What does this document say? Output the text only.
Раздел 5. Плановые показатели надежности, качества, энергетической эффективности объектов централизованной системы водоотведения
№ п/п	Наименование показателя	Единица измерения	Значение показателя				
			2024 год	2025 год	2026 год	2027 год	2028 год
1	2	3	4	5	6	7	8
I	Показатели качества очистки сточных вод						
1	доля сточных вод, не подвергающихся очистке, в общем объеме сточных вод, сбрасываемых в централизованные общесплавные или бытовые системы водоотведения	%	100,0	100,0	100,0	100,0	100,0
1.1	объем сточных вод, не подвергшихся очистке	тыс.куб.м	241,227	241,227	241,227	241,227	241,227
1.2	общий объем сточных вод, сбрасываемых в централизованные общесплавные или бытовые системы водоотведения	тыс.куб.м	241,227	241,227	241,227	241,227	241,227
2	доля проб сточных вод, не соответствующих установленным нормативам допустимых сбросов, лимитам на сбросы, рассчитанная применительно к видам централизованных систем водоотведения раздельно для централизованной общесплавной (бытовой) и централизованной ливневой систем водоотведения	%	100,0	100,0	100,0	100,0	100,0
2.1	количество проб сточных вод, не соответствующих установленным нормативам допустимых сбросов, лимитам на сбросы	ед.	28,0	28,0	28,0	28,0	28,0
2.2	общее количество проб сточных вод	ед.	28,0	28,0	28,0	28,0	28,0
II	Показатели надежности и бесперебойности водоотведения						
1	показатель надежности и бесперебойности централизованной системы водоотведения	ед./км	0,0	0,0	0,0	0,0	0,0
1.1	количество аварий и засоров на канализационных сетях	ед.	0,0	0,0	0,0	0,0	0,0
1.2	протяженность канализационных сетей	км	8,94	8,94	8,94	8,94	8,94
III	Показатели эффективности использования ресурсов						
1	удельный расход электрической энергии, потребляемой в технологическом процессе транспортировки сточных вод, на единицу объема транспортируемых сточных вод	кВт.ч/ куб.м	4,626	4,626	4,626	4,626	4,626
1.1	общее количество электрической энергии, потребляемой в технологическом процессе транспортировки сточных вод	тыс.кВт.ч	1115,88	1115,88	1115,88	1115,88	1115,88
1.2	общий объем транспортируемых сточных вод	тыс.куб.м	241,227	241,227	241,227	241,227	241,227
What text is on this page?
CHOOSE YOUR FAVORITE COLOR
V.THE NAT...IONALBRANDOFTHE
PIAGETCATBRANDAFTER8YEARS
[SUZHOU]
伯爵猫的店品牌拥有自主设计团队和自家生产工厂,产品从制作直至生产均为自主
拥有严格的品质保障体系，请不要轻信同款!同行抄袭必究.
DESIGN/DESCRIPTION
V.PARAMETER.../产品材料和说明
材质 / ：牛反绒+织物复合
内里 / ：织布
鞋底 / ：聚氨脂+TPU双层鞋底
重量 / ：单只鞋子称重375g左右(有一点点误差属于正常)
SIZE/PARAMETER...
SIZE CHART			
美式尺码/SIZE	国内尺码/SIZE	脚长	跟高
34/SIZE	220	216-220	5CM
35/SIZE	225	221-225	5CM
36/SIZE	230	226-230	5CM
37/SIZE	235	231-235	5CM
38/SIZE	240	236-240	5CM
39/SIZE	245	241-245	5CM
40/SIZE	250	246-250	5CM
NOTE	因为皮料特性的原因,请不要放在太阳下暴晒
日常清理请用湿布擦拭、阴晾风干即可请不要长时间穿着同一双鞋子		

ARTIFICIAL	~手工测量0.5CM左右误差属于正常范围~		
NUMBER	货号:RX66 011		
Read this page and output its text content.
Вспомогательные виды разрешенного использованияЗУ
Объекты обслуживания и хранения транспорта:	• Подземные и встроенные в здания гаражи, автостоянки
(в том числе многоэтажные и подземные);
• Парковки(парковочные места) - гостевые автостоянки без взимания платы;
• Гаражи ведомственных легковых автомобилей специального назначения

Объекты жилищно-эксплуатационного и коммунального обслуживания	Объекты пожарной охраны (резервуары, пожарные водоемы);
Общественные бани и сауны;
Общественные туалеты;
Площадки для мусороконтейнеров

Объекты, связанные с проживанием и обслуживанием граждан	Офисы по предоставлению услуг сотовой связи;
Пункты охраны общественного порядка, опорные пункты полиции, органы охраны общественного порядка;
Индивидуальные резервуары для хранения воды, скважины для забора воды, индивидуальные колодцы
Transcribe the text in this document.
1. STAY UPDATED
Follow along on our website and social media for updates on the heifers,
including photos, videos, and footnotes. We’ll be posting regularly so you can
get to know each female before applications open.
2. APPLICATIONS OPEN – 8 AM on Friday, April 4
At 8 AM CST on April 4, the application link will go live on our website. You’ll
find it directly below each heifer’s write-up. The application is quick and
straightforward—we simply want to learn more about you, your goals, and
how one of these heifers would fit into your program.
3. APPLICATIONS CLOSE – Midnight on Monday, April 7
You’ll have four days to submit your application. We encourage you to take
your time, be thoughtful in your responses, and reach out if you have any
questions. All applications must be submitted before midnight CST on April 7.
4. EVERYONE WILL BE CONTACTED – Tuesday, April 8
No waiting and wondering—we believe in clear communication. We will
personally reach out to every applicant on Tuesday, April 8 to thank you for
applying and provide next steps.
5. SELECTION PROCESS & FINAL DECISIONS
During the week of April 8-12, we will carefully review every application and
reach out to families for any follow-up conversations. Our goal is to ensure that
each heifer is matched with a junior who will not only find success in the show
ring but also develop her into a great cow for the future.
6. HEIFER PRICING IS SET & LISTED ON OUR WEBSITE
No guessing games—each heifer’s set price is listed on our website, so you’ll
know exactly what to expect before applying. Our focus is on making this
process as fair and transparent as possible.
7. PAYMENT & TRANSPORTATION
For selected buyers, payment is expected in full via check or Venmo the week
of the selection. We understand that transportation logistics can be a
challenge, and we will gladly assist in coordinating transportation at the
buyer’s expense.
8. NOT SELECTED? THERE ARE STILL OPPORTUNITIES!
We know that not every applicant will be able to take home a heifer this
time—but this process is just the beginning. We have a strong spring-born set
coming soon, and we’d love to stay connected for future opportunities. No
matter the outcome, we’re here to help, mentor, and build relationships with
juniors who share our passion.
....
Transcribe the data. Leave every line exactly as it is.

### Task output
What does this document say? Output the text only.
Раздел 5. Плановые показатели надежности, качества, энергетической эффективности объектов централизованной системы водоотведения
№ п/п	Наименование показателя	Единица измерения	Значение показателя				
			2024 год	2025 год	2026 год	2027 год	2028 год
1	2	3	4	5	6	7	8
I	Показатели качества очистки сточных вод						
1	доля сточных вод, не подвергающихся очистке, в общем объеме сточных вод, сбрасываемых в централизованные общесплавные или бытовые системы водоотведения	%	100,0	100,0	100,0	100,0	100,0
1.1	объем сточных вод, не подвергшихся очистке	тыс.куб.м	241,227	241,227	241,227	241,227	241,227
1.2	общий объем сточных вод, сбрасываемых в централизованные общесплавные или бытовые системы водоотведения	тыс.куб.м	241,227	241,227	241,227	241,227	241,227
2	доля проб сточных вод, не соответствующих установленным нормативам допустимых сбросов, лимитам на сбросы, рассчитанная применительно к видам централизованных систем водоотведения раздельно для централизованной общесплавной (бытовой) и централизованной ливневой систем водоотведения	%	100,0	100,0	100,0	100,0	100,0
2.1	количество проб сточных вод, не соответствующих установленным нормативам допустимых сбросов, лимитам на сбросы	ед.	28,0	28,0	28,0	28,0	28,0
2.2	общее количество проб сточных вод	ед.	28,0	28,0	28,0	28,0	28,0
II	Показатели надежности и бесперебойности водоотведения						
1	показатель надежности и бесперебойности централизованной системы водоотведения	ед./км	0,0	0,0	0,0	0,0	0,0
1.1	количество аварий и засоров на канализационных сетях	ед.	0,0	0,0	0,0	0,0	0,0
1.2	протяженность канализационных сетей	км	8,94	8,94	8,94	8,94	8,94
III	Показатели эффективности использования ресурсов						
1	удельный расход электрической энергии, потребляемой в технологическом процессе транспортировки сточных вод, на единицу объема транспортируемых сточных вод	кВт.ч/ куб.м	4,626	4,626	4,626	4,626	4,626
1.1	общее количество электрической энергии, потребляемой в технологическом процессе транспортировки сточных вод	тыс.кВт.ч	1115,88	1115,88	1115,88	1115,88	1115,88
1.2	общий объем транспортируемых сточных вод	тыс.куб.м	241,227	241,227	241,227	241,227	241,227
What text is on this page?
CHOOSE YOUR FAVORITE COLOR
V.THE NAT...IONALBRANDOFTHE
PIAGETCATBRANDAFTER8YEARS
[SUZHOU]
伯爵猫的店品牌拥有自主设计团队和自家生产工厂,产品从制作直至生产均为自主
拥有严格的品质保障体系，请不要轻信同款!同行抄袭必究.
DESIGN/DESCRIPTION
V.PARAMETER.../产品材料和说明
材质 / ：牛反绒+织物复合
内里 / ：织布
鞋底 / ：聚氨脂+TPU双层鞋底
重量 / ：单只鞋子称重375g左右(有一点点误差属于正常)
SIZE/PARAMETER...
SIZE CHART			
美式尺码/SIZE	国内尺码/SIZE	脚长	跟高
34/SIZE	220	216-220	5CM
35/SIZE	225	221-225	5CM
36/SIZE	230	226-230	5CM
37/SIZE	235	231-235	5CM
38/SIZE	240	236-240	5CM
39/SIZE	245	241-245	5CM
40/SIZE	250	246-250	5CM
NOTE	因为皮料特性的原因,请不要放在太阳下暴晒
日常清理请用湿布擦拭、阴晾风干即可请不要长时间穿着同一双鞋子		

ARTIFICIAL	~手工测量0.5CM左右误差属于正常范围~		
NUMBER	货号:RX66 011		
Read this page and output its text content.
Вспомогательные виды разрешенного использованияЗУ
Объекты обслуживания и хранения транспорта:	• Подземные и встроенные в здания гаражи, автостоянки
(в том числе многоэтажные и подземные);
• Парковки(парковочные места) - гостевые автостоянки без взимания платы;
• Гаражи ведомственных легковых автомобилей специального назначения

Объекты жилищно-эксплуатационного и коммунального обслуживания	Объекты пожарной охраны (резервуары, пожарные водоемы);
Общественные бани и сауны;
Общественные туалеты;
Площадки для мусороконтейнеров

Объекты, связанные с проживанием и обслуживанием граждан	Офисы по предоставлению услуг сотовой связи;
Пункты охраны общественного порядка, опорные пункты полиции, органы охраны общественного порядка;
Индивидуальные резервуары для хранения воды, скважины для забора воды, индивидуальные колодцы
Transcribe the text in this document.
1. STAY UPDATED
Follow along on our website and social media for updates on the heifers,
including photos, videos, and footnotes. We’ll be posting regularly so you can
get to know each female before applications open.
2. APPLICATIONS OPEN – 8 AM on Friday, April 4
At 8 AM CST on April 4, the application link will go live on our website. You’ll
find it directly below each heifer’s write-up. The application is quick and
straightforward—we simply want to learn more about you, your goals, and
how one of these heifers would fit into your program.
3. APPLICATIONS CLOSE – Midnight on Monday, April 7
You’ll have four days to submit your application. We encourage you to take
your time, be thoughtful in your responses, and reach out if you have any
questions. All applications must be submitted before midnight CST on April 7.
4. EVERYONE WILL BE CONTACTED – Tuesday, April 8
No waiting and wondering—we believe in clear communication. We will
personally reach out to every applicant on Tuesday, April 8 to thank you for
applying and provide next steps.
5. SELECTION PROCESS & FINAL DECISIONS
During the week of April 8-12, we will carefully review every application and
reach out to families for any follow-up conversations. Our goal is to ensure that
each heifer is matched with a junior who will not only find success in the show
ring but also develop her into a great cow for the future.
6. HEIFER PRICING IS SET & LISTED ON OUR WEBSITE
No guessing games—each heifer’s set price is listed on our website, so you’ll
know exactly what to expect before applying. Our focus is on making this
process as fair and transparent as possible.
7. PAYMENT & TRANSPORTATION
For selected buyers, payment is expected in full via check or Venmo the week
of the selection. We understand that transportation logistics can be a
challenge, and we will gladly assist in coordinating transportation at the
buyer’s expense.
8. NOT SELECTED? THERE ARE STILL OPPORTUNITIES!
We know that not every applicant will be able to take home a heifer this
time—but this process is just the beginning. We have a strong spring-born set
coming soon, and we’d love to stay connected for future opportunities. No
matter the outcome, we’re here to help, mentor, and build relationships with
juniors who share our passion.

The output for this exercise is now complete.